Each line should be copied exactly.

== DATASET ROWS

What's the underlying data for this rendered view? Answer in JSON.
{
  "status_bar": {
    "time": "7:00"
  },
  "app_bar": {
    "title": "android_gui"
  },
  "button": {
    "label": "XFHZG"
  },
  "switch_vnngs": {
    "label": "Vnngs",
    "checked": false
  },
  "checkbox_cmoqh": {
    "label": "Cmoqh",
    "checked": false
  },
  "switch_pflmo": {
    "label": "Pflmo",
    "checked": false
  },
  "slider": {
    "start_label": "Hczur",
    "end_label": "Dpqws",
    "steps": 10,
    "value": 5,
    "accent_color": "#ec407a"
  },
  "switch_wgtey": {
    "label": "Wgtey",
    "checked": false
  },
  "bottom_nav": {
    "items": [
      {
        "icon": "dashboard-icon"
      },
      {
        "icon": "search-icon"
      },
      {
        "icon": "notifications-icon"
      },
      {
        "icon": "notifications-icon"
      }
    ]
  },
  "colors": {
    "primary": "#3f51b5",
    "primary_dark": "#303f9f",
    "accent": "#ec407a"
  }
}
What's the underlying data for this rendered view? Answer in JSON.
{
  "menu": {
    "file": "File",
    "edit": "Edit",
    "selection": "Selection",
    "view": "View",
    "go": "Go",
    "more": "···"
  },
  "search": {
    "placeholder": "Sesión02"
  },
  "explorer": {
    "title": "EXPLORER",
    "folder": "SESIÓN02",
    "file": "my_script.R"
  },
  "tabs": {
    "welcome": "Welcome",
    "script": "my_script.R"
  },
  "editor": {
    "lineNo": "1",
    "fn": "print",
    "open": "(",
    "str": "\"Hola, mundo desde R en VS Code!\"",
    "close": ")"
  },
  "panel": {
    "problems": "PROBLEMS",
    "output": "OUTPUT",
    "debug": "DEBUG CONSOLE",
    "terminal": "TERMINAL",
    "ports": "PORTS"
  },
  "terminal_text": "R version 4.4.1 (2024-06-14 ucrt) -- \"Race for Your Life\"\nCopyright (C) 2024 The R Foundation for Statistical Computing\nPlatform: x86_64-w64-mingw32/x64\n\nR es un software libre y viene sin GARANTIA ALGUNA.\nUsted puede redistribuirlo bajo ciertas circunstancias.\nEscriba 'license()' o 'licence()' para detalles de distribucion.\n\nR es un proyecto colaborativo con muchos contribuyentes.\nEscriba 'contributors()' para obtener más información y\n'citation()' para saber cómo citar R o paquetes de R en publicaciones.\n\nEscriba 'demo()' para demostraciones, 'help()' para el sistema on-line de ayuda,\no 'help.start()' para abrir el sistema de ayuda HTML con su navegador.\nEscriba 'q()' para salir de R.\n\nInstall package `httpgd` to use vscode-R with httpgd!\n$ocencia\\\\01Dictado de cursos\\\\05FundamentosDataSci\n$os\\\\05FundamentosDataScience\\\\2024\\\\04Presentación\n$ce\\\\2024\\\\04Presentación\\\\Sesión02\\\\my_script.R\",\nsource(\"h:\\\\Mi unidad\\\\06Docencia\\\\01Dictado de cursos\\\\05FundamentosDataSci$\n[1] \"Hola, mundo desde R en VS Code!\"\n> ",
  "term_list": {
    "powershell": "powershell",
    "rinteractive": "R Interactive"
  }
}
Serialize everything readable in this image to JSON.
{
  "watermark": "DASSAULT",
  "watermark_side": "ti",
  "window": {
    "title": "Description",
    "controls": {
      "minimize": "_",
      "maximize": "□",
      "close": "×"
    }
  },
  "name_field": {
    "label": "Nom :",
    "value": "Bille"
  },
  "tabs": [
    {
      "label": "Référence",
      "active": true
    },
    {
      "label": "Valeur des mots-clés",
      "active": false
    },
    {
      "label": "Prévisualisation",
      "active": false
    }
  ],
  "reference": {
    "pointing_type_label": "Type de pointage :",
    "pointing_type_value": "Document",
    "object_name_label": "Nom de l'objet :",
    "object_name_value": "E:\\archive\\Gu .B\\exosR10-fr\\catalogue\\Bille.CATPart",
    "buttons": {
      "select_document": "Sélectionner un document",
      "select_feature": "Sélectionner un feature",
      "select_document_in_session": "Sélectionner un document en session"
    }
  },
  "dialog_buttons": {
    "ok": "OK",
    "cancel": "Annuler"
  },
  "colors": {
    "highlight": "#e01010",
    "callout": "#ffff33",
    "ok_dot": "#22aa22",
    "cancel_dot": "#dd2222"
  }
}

====

» **TASK RESPONSE**
What's the underlying data for this rendered view? Answer in JSON.
{
  "status_bar": {
    "time": "7:00"
  },
  "app_bar": {
    "title": "android_gui"
  },
  "button": {
    "label": "XFHZG"
  },
  "switch_vnngs": {
    "label": "Vnngs",
    "checked": false
  },
  "checkbox_cmoqh": {
    "label": "Cmoqh",
    "checked": false
  },
  "switch_pflmo": {
    "label": "Pflmo",
    "checked": false
  },
  "slider": {
    "start_label": "Hczur",
    "end_label": "Dpqws",
    "steps": 10,
    "value": 5,
    "accent_color": "#ec407a"
  },
  "switch_wgtey": {
    "label": "Wgtey",
    "checked": false
  },
  "bottom_nav": {
    "items": [
      {
        "icon": "dashboard-icon"
      },
      {
        "icon": "search-icon"
      },
      {
        "icon": "notifications-icon"
      },
      {
        "icon": "notifications-icon"
      }
    ]
  },
  "colors": {
    "primary": "#3f51b5",
    "primary_dark": "#303f9f",
    "accent": "#ec407a"
  }
}
What's the underlying data for this rendered view? Answer in JSON.
{
  "menu": {
    "file": "File",
    "edit": "Edit",
    "selection": "Selection",
    "view": "View",
    "go": "Go",
    "more": "···"
  },
  "search": {
    "placeholder": "Sesión02"
  },
  "explorer": {
    "title": "EXPLORER",
    "folder": "SESIÓN02",
    "file": "my_script.R"
  },
  "tabs": {
    "welcome": "Welcome",
    "script": "my_script.R"
  },
  "editor": {
    "lineNo": "1",
    "fn": "print",
    "open": "(",
    "str": "\"Hola, mundo desde R en VS Code!\"",
    "close": ")"
  },
  "panel": {
    "problems": "PROBLEMS",
    "output": "OUTPUT",
    "debug": "DEBUG CONSOLE",
    "terminal": "TERMINAL",
    "ports": "PORTS"
  },
  "terminal_text": "R version 4.4.1 (2024-06-14 ucrt) -- \"Race for Your Life\"\nCopyright (C) 2024 The R Foundation for Statistical Computing\nPlatform: x86_64-w64-mingw32/x64\n\nR es un software libre y viene sin GARANTIA ALGUNA.\nUsted puede redistribuirlo bajo ciertas circunstancias.\nEscriba 'license()' o 'licence()' para detalles de distribucion.\n\nR es un proyecto colaborativo con muchos contribuyentes.\nEscriba 'contributors()' para obtener más información y\n'citation()' para saber cómo citar R o paquetes de R en publicaciones.\n\nEscriba 'demo()' para demostraciones, 'help()' para el sistema on-line de ayuda,\no 'help.start()' para abrir el sistema de ayuda HTML con su navegador.\nEscriba 'q()' para salir de R.\n\nInstall package `httpgd` to use vscode-R with httpgd!\n$ocencia\\\\01Dictado de cursos\\\\05FundamentosDataSci\n$os\\\\05FundamentosDataScience\\\\2024\\\\04Presentación\n$ce\\\\2024\\\\04Presentación\\\\Sesión02\\\\my_script.R\",\nsource(\"h:\\\\Mi unidad\\\\06Docencia\\\\01Dictado de cursos\\\\05FundamentosDataSci$\n[1] \"Hola, mundo desde R en VS Code!\"\n> ",
  "term_list": {
    "powershell": "powershell",
    "rinteractive": "R Interactive"
  }
}
Serialize everything readable in this image to JSON.
{
  "watermark": "DASSAULT",
  "watermark_side": "ti",
  "window": {
    "title": "Description",
    "controls": {
      "minimize": "_",
      "maximize": "□",
      "close": "×"
    }
  },
  "name_field": {
    "label": "Nom :",
    "value": "Bille"
  },
  "tabs": [
    {
      "label": "Référence",
      "active": true
    },
    {
      "label": "Valeur des mots-clés",
      "active": false
    },
    {
      "label": "Prévisualisation",
      "active": false
    }
  ],
  "reference": {
    "pointing_type_label": "Type de pointage :",
    "pointing_type_value": "Document",
    "object_name_label": "Nom de l'objet :",
    "object_name_value": "E:\\archive\\Gu .B\\exosR10-fr\\catalogue\\Bille.CATPart",
    "buttons": {
      "select_document": "Sélectionner un document",
      "select_feature": "Sélectionner un feature",
      "select_document_in_session": "Sélectionner un document en session"
    }
  },
  "dialog_buttons": {
    "ok": "OK",
    "cancel": "Annuler"
  },
  "colors": {
    "highlight": "#e01010",
    "callout": "#ffff33",
    "ok_dot": "#22aa22",
    "cancel_dot": "#dd2222"
  }
}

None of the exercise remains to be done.